Tally the lines that contain "Remove" and report the total alone.

[Records for the task start]

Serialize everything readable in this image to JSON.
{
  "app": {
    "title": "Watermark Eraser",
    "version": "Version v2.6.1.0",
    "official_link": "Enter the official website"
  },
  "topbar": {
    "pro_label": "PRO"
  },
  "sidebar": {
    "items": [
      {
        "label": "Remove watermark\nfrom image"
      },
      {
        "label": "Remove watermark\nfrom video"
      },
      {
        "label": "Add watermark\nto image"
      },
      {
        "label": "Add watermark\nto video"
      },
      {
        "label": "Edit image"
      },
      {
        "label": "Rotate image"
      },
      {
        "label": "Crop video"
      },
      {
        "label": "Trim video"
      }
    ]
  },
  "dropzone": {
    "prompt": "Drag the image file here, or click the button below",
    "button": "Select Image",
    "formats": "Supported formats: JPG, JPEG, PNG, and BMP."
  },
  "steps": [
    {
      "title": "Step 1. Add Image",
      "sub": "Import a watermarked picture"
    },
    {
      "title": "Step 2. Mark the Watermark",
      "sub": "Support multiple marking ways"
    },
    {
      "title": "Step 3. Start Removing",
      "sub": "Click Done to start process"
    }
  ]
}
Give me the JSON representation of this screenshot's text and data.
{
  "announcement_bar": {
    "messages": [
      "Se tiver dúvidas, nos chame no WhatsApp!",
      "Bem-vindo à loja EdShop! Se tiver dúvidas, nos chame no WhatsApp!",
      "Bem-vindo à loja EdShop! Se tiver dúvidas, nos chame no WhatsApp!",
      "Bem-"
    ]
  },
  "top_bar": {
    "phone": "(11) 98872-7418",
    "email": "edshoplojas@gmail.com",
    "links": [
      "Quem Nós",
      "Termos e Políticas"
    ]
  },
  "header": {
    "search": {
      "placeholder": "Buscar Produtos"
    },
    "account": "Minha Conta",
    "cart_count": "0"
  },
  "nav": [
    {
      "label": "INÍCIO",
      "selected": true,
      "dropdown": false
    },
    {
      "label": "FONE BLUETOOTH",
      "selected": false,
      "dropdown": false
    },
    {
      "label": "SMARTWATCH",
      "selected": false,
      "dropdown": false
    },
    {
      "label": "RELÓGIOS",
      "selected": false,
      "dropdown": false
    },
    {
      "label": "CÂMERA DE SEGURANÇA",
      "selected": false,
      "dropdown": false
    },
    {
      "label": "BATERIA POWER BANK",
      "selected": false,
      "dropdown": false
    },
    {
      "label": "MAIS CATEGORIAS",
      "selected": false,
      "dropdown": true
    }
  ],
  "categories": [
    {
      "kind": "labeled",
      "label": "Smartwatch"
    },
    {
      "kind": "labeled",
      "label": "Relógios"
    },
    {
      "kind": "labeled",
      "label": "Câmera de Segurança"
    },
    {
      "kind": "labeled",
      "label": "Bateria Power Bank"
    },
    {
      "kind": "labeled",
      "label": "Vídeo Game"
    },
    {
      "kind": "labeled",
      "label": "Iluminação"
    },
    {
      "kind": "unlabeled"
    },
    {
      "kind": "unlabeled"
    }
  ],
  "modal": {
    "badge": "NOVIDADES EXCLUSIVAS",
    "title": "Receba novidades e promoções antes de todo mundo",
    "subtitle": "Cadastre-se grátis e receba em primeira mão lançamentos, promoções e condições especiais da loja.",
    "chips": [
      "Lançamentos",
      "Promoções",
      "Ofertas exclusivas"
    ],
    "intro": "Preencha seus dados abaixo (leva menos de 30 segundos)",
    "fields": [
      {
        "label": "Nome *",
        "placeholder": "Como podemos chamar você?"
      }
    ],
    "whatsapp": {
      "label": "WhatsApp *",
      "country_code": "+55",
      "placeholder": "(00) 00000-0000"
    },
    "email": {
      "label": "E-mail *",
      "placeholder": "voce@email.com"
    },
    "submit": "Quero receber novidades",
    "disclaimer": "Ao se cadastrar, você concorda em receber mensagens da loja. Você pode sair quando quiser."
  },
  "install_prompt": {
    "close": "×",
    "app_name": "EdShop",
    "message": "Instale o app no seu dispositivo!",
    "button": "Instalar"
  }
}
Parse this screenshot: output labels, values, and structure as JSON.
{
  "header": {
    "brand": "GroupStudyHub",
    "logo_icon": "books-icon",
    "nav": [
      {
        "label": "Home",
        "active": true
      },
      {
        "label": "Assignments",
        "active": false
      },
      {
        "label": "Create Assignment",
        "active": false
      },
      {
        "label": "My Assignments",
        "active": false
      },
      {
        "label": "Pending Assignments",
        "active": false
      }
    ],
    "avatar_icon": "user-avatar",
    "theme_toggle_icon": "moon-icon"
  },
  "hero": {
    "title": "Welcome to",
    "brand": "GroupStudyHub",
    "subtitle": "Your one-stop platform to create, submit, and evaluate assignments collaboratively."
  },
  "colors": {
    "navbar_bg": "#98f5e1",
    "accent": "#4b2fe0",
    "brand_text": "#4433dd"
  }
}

[Records for the task end]

* _Result below_
2